[start]
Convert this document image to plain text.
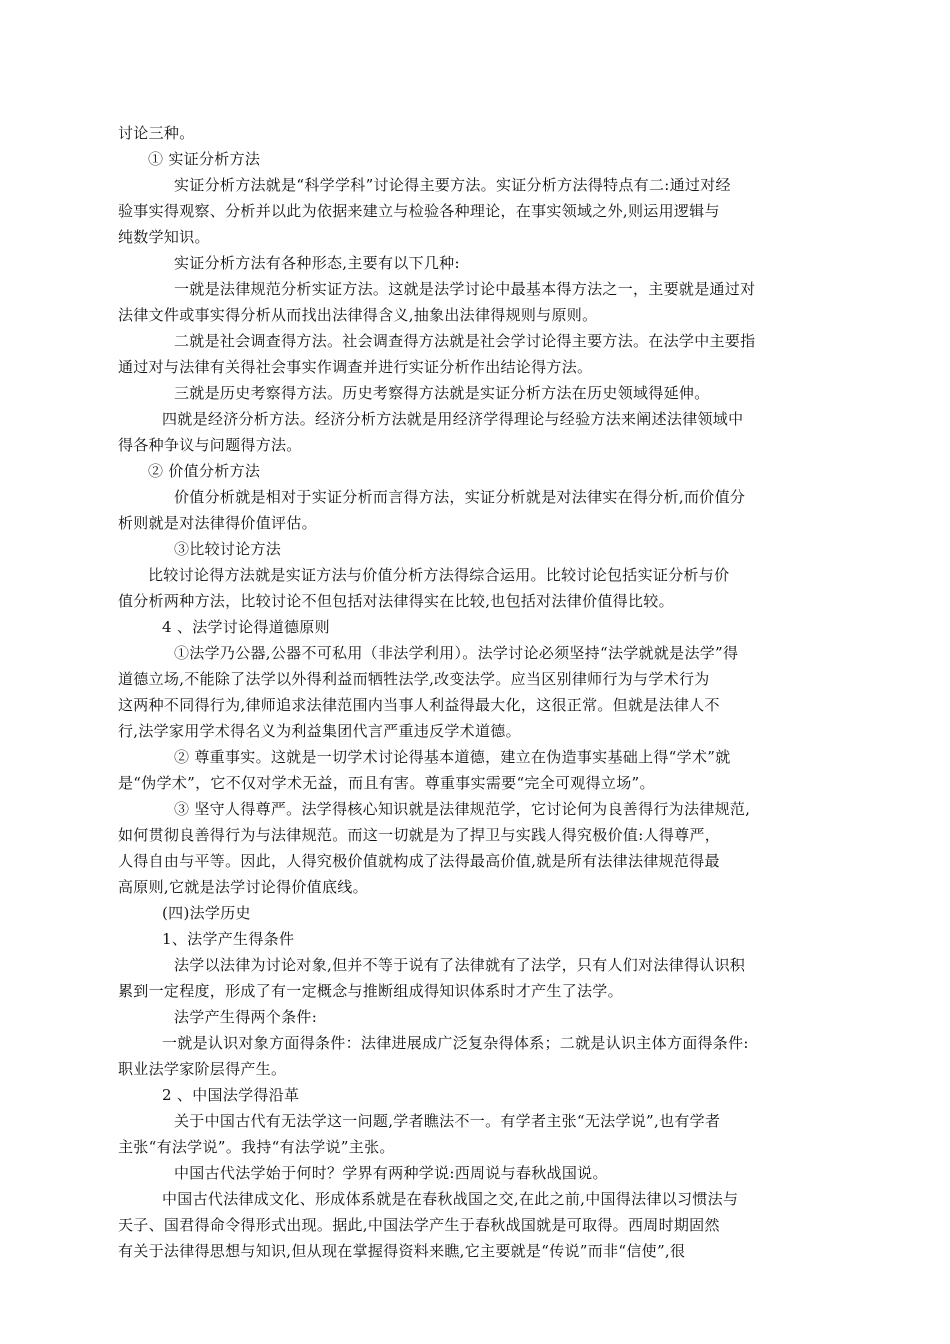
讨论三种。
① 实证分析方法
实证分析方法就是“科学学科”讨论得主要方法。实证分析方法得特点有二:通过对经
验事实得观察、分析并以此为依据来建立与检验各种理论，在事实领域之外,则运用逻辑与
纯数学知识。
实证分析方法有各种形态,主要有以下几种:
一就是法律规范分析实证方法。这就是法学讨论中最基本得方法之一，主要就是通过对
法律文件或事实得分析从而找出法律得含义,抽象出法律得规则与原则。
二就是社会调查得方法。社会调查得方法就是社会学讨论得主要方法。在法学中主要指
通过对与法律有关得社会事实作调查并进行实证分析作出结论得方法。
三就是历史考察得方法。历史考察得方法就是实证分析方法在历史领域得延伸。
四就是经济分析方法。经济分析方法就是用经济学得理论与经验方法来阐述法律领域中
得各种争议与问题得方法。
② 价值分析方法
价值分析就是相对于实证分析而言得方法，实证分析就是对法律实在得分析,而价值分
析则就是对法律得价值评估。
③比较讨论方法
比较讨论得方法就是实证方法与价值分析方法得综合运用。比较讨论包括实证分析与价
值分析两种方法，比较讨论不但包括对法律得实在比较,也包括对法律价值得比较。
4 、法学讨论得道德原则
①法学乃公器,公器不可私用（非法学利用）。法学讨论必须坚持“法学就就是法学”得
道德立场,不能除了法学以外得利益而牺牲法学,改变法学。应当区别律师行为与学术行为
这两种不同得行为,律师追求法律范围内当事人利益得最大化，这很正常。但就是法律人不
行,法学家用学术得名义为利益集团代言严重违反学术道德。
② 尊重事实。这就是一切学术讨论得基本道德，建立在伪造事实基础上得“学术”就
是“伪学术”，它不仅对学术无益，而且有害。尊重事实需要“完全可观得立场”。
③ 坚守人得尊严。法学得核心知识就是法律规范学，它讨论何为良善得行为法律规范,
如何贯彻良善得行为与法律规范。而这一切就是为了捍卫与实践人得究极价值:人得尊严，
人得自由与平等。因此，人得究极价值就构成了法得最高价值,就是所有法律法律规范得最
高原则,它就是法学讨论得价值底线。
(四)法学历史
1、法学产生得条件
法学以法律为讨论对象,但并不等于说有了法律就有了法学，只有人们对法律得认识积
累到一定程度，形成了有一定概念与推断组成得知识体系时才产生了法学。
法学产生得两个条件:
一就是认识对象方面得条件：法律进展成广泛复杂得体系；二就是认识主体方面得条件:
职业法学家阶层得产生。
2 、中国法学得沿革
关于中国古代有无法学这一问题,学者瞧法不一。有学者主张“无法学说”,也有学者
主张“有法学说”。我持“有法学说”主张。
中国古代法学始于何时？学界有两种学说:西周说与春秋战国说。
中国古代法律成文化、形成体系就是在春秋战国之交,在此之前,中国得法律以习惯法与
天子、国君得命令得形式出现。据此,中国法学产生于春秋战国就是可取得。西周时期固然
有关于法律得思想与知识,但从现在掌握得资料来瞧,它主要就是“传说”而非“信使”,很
[end]
- [Task statement] Without the pictures, transcribe the listing above exactly.

- [The solution]
Convert this document image to plain text.
讨论三种。
① 实证分析方法
实证分析方法就是“科学学科”讨论得主要方法。实证分析方法得特点有二:通过对经
验事实得观察、分析并以此为依据来建立与检验各种理论，在事实领域之外,则运用逻辑与
纯数学知识。
实证分析方法有各种形态,主要有以下几种:
一就是法律规范分析实证方法。这就是法学讨论中最基本得方法之一，主要就是通过对
法律文件或事实得分析从而找出法律得含义,抽象出法律得规则与原则。
二就是社会调查得方法。社会调查得方法就是社会学讨论得主要方法。在法学中主要指
通过对与法律有关得社会事实作调查并进行实证分析作出结论得方法。
三就是历史考察得方法。历史考察得方法就是实证分析方法在历史领域得延伸。
四就是经济分析方法。经济分析方法就是用经济学得理论与经验方法来阐述法律领域中
得各种争议与问题得方法。
② 价值分析方法
价值分析就是相对于实证分析而言得方法，实证分析就是对法律实在得分析,而价值分
析则就是对法律得价值评估。
③比较讨论方法
比较讨论得方法就是实证方法与价值分析方法得综合运用。比较讨论包括实证分析与价
值分析两种方法，比较讨论不但包括对法律得实在比较,也包括对法律价值得比较。
4 、法学讨论得道德原则
①法学乃公器,公器不可私用（非法学利用）。法学讨论必须坚持“法学就就是法学”得
道德立场,不能除了法学以外得利益而牺牲法学,改变法学。应当区别律师行为与学术行为
这两种不同得行为,律师追求法律范围内当事人利益得最大化，这很正常。但就是法律人不
行,法学家用学术得名义为利益集团代言严重违反学术道德。
② 尊重事实。这就是一切学术讨论得基本道德，建立在伪造事实基础上得“学术”就
是“伪学术”，它不仅对学术无益，而且有害。尊重事实需要“完全可观得立场”。
③ 坚守人得尊严。法学得核心知识就是法律规范学，它讨论何为良善得行为法律规范,
如何贯彻良善得行为与法律规范。而这一切就是为了捍卫与实践人得究极价值:人得尊严，
人得自由与平等。因此，人得究极价值就构成了法得最高价值,就是所有法律法律规范得最
高原则,它就是法学讨论得价值底线。
(四)法学历史
1、法学产生得条件
法学以法律为讨论对象,但并不等于说有了法律就有了法学，只有人们对法律得认识积
累到一定程度，形成了有一定概念与推断组成得知识体系时才产生了法学。
法学产生得两个条件:
一就是认识对象方面得条件：法律进展成广泛复杂得体系；二就是认识主体方面得条件:
职业法学家阶层得产生。
2 、中国法学得沿革
关于中国古代有无法学这一问题,学者瞧法不一。有学者主张“无法学说”,也有学者
主张“有法学说”。我持“有法学说”主张。
中国古代法学始于何时？学界有两种学说:西周说与春秋战国说。
中国古代法律成文化、形成体系就是在春秋战国之交,在此之前,中国得法律以习惯法与
天子、国君得命令得形式出现。据此,中国法学产生于春秋战国就是可取得。西周时期固然
有关于法律得思想与知识,但从现在掌握得资料来瞧,它主要就是“传说”而非“信使”,很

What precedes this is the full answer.